§ Given instruction
Read through the data and count the lines that contain the string "label"; give only the result.

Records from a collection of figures
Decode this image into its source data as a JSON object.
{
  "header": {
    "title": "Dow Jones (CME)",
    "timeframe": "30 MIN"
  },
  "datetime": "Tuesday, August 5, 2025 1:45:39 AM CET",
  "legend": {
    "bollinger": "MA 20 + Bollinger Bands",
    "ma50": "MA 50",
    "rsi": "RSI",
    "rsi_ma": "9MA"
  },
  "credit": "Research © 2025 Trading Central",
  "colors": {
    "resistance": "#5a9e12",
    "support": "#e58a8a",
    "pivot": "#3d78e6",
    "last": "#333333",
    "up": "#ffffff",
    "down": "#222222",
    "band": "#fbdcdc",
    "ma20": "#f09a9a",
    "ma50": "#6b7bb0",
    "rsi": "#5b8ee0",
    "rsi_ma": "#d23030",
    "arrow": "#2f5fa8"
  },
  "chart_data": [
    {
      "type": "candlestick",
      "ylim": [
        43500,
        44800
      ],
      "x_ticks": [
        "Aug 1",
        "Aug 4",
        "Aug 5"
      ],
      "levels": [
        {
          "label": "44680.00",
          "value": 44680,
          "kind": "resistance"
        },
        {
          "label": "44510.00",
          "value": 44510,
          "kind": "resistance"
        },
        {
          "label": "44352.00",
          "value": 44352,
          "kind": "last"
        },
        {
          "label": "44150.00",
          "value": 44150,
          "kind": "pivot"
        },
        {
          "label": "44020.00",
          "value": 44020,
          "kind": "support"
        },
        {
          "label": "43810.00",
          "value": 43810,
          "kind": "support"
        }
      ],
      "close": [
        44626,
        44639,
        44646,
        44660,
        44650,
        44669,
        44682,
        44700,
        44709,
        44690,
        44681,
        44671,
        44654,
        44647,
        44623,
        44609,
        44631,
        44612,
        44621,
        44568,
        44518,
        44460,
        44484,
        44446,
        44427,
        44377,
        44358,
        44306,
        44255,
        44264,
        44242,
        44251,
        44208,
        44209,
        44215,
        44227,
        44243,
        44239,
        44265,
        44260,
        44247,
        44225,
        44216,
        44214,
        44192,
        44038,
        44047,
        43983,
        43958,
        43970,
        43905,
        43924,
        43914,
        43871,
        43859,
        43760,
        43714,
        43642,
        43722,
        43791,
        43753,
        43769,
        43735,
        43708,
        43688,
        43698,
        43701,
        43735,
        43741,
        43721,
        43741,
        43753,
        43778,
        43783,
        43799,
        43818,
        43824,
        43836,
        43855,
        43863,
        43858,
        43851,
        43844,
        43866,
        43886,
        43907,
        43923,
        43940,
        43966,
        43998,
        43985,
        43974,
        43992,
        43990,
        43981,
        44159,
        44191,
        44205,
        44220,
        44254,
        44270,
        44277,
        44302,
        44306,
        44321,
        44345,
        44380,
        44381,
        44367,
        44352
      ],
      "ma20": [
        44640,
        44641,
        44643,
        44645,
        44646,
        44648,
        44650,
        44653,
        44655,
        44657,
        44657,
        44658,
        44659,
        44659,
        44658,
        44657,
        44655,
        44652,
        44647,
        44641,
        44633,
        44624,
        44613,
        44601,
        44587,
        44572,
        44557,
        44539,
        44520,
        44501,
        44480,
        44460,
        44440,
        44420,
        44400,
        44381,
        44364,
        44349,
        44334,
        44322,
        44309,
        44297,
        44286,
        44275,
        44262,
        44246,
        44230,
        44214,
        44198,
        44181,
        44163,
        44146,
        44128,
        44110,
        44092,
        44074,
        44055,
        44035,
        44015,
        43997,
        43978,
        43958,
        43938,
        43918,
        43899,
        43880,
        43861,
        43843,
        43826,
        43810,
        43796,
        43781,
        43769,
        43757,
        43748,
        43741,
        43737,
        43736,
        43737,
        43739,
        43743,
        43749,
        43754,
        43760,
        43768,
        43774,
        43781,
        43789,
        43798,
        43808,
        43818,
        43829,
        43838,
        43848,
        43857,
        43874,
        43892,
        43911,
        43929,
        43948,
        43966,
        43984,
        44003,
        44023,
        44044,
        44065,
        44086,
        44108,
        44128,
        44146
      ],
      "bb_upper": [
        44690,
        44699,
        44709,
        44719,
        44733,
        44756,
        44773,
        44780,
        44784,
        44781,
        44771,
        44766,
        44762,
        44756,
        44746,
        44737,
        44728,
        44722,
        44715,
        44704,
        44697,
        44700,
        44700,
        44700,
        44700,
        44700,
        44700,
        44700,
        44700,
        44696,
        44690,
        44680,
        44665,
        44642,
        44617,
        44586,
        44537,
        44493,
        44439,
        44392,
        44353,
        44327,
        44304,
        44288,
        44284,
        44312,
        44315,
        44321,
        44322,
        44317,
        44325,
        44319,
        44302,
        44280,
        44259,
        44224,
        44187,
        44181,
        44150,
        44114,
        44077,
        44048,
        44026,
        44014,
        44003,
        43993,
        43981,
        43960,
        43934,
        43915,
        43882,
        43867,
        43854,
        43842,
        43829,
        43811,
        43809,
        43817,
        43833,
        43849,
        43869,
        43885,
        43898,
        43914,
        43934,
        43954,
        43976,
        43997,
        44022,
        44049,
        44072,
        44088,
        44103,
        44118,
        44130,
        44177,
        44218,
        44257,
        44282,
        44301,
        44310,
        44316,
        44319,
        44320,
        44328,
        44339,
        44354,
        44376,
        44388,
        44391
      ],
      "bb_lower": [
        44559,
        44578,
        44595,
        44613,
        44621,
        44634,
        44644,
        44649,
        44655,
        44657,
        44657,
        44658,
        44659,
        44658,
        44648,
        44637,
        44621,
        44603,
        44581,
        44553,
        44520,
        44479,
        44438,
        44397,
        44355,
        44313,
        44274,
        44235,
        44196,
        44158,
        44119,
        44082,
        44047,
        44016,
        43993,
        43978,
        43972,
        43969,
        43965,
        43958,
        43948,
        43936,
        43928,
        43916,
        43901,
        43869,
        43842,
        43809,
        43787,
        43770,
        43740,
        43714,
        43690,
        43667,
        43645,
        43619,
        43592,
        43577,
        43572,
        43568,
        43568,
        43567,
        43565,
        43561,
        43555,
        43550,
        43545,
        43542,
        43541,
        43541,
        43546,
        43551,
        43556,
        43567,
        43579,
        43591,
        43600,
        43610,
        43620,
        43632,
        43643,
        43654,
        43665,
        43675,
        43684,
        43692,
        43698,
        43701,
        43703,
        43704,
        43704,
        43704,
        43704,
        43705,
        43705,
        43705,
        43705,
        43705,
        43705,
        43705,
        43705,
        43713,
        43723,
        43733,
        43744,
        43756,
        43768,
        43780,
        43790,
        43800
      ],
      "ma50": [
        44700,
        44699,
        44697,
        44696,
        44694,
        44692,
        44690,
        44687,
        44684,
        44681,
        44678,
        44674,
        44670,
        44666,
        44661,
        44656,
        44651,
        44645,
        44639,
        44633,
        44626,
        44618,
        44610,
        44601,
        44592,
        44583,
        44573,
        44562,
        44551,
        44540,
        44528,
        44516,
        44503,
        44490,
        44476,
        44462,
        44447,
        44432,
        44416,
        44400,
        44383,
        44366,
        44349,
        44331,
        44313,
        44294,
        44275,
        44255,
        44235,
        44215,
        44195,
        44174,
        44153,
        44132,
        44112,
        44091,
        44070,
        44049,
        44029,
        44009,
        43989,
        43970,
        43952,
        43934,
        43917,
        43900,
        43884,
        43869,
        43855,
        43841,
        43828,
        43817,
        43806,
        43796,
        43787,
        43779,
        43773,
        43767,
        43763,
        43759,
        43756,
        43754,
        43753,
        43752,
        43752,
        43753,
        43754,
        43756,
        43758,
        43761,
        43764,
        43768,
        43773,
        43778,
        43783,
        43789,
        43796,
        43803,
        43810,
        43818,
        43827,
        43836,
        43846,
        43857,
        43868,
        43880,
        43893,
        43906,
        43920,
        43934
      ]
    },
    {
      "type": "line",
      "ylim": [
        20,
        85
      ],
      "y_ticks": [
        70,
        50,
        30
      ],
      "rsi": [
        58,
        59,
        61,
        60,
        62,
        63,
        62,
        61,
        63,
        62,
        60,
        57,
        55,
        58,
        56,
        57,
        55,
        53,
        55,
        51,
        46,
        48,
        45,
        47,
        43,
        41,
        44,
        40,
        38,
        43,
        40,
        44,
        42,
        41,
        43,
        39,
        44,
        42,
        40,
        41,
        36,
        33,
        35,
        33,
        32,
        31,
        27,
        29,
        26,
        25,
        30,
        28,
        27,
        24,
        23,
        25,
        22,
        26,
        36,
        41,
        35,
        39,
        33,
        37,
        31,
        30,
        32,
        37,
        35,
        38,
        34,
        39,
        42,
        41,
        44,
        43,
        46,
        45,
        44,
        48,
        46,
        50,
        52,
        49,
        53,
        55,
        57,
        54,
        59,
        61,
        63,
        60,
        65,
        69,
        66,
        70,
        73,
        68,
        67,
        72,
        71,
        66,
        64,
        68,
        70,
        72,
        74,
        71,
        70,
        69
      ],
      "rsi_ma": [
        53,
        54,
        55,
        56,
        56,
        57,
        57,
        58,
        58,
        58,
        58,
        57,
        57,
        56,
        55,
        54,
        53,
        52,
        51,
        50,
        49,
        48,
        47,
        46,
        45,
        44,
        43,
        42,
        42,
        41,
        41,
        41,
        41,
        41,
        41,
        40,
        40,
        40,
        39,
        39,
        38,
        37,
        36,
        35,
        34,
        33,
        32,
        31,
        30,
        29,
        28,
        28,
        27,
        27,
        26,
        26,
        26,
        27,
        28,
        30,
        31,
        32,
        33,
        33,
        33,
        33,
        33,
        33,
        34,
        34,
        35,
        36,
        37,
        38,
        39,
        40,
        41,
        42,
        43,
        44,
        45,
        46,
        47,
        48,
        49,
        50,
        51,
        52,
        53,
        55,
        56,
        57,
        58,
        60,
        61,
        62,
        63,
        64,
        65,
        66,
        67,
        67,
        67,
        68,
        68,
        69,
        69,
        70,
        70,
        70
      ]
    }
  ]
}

§ Task response
6